• RECORDS SUPPLIED:
# # #

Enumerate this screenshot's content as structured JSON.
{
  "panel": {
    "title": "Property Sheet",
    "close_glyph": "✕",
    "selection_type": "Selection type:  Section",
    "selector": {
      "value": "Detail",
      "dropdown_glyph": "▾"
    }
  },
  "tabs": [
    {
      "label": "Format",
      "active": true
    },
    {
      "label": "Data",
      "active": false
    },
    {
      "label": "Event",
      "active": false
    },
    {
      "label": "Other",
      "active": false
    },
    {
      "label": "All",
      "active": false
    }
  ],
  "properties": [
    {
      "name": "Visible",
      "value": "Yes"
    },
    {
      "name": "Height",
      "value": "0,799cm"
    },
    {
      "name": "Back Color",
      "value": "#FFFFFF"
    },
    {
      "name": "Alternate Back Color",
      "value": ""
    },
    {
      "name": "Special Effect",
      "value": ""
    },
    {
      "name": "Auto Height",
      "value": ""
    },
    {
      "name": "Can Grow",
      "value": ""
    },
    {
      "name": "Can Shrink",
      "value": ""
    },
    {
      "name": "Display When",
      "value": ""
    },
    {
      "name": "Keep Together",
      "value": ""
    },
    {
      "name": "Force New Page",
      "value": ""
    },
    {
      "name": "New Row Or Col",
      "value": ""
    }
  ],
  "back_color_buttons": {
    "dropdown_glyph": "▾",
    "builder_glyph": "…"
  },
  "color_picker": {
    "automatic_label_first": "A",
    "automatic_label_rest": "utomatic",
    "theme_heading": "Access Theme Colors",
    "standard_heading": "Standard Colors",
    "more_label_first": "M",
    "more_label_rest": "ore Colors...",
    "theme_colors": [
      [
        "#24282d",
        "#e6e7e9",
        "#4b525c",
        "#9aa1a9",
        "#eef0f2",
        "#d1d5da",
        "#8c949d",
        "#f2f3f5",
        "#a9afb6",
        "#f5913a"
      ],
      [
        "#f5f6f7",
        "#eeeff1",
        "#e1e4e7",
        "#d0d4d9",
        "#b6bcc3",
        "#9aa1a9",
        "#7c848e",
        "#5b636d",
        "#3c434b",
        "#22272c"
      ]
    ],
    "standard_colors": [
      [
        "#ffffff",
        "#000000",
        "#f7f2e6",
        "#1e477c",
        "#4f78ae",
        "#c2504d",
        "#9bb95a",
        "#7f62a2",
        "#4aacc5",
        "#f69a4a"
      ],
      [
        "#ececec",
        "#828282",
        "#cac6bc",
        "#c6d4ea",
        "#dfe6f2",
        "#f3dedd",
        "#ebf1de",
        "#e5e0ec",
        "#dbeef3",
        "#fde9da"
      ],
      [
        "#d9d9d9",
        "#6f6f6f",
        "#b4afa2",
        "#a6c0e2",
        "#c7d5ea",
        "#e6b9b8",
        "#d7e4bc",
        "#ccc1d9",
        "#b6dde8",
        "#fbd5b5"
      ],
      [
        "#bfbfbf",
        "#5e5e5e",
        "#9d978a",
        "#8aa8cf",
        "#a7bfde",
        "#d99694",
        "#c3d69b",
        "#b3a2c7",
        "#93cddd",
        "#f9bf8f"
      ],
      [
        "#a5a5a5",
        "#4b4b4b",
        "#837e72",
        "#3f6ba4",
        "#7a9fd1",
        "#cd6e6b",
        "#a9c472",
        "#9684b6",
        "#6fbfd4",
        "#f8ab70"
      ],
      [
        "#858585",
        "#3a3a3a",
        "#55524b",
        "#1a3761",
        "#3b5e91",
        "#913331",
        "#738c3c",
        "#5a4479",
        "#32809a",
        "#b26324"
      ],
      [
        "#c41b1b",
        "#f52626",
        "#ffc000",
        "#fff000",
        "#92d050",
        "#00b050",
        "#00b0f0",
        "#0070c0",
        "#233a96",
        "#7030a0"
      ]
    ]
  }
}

# # #

• EXERCISE DIRECTIONS: Exactly reproduce all of the entries.

• RESULT OF THE EXERCISE:
Enumerate this screenshot's content as structured JSON.
{
  "panel": {
    "title": "Property Sheet",
    "close_glyph": "✕",
    "selection_type": "Selection type:  Section",
    "selector": {
      "value": "Detail",
      "dropdown_glyph": "▾"
    }
  },
  "tabs": [
    {
      "label": "Format",
      "active": true
    },
    {
      "label": "Data",
      "active": false
    },
    {
      "label": "Event",
      "active": false
    },
    {
      "label": "Other",
      "active": false
    },
    {
      "label": "All",
      "active": false
    }
  ],
  "properties": [
    {
      "name": "Visible",
      "value": "Yes"
    },
    {
      "name": "Height",
      "value": "0,799cm"
    },
    {
      "name": "Back Color",
      "value": "#FFFFFF"
    },
    {
      "name": "Alternate Back Color",
      "value": ""
    },
    {
      "name": "Special Effect",
      "value": ""
    },
    {
      "name": "Auto Height",
      "value": ""
    },
    {
      "name": "Can Grow",
      "value": ""
    },
    {
      "name": "Can Shrink",
      "value": ""
    },
    {
      "name": "Display When",
      "value": ""
    },
    {
      "name": "Keep Together",
      "value": ""
    },
    {
      "name": "Force New Page",
      "value": ""
    },
    {
      "name": "New Row Or Col",
      "value": ""
    }
  ],
  "back_color_buttons": {
    "dropdown_glyph": "▾",
    "builder_glyph": "…"
  },
  "color_picker": {
    "automatic_label_first": "A",
    "automatic_label_rest": "utomatic",
    "theme_heading": "Access Theme Colors",
    "standard_heading": "Standard Colors",
    "more_label_first": "M",
    "more_label_rest": "ore Colors...",
    "theme_colors": [
      [
        "#24282d",
        "#e6e7e9",
        "#4b525c",
        "#9aa1a9",
        "#eef0f2",
        "#d1d5da",
        "#8c949d",
        "#f2f3f5",
        "#a9afb6",
        "#f5913a"
      ],
      [
        "#f5f6f7",
        "#eeeff1",
        "#e1e4e7",
        "#d0d4d9",
        "#b6bcc3",
        "#9aa1a9",
        "#7c848e",
        "#5b636d",
        "#3c434b",
        "#22272c"
      ]
    ],
    "standard_colors": [
      [
        "#ffffff",
        "#000000",
        "#f7f2e6",
        "#1e477c",
        "#4f78ae",
        "#c2504d",
        "#9bb95a",
        "#7f62a2",
        "#4aacc5",
        "#f69a4a"
      ],
      [
        "#ececec",
        "#828282",
        "#cac6bc",
        "#c6d4ea",
        "#dfe6f2",
        "#f3dedd",
        "#ebf1de",
        "#e5e0ec",
        "#dbeef3",
        "#fde9da"
      ],
      [
        "#d9d9d9",
        "#6f6f6f",
        "#b4afa2",
        "#a6c0e2",
        "#c7d5ea",
        "#e6b9b8",
        "#d7e4bc",
        "#ccc1d9",
        "#b6dde8",
        "#fbd5b5"
      ],
      [
        "#bfbfbf",
        "#5e5e5e",
        "#9d978a",
        "#8aa8cf",
        "#a7bfde",
        "#d99694",
        "#c3d69b",
        "#b3a2c7",
        "#93cddd",
        "#f9bf8f"
      ],
      [
        "#a5a5a5",
        "#4b4b4b",
        "#837e72",
        "#3f6ba4",
        "#7a9fd1",
        "#cd6e6b",
        "#a9c472",
        "#9684b6",
        "#6fbfd4",
        "#f8ab70"
      ],
      [
        "#858585",
        "#3a3a3a",
        "#55524b",
        "#1a3761",
        "#3b5e91",
        "#913331",
        "#738c3c",
        "#5a4479",
        "#32809a",
        "#b26324"
      ],
      [
        "#c41b1b",
        "#f52626",
        "#ffc000",
        "#fff000",
        "#92d050",
        "#00b050",
        "#00b0f0",
        "#0070c0",
        "#233a96",
        "#7030a0"
      ]
    ]
  }
}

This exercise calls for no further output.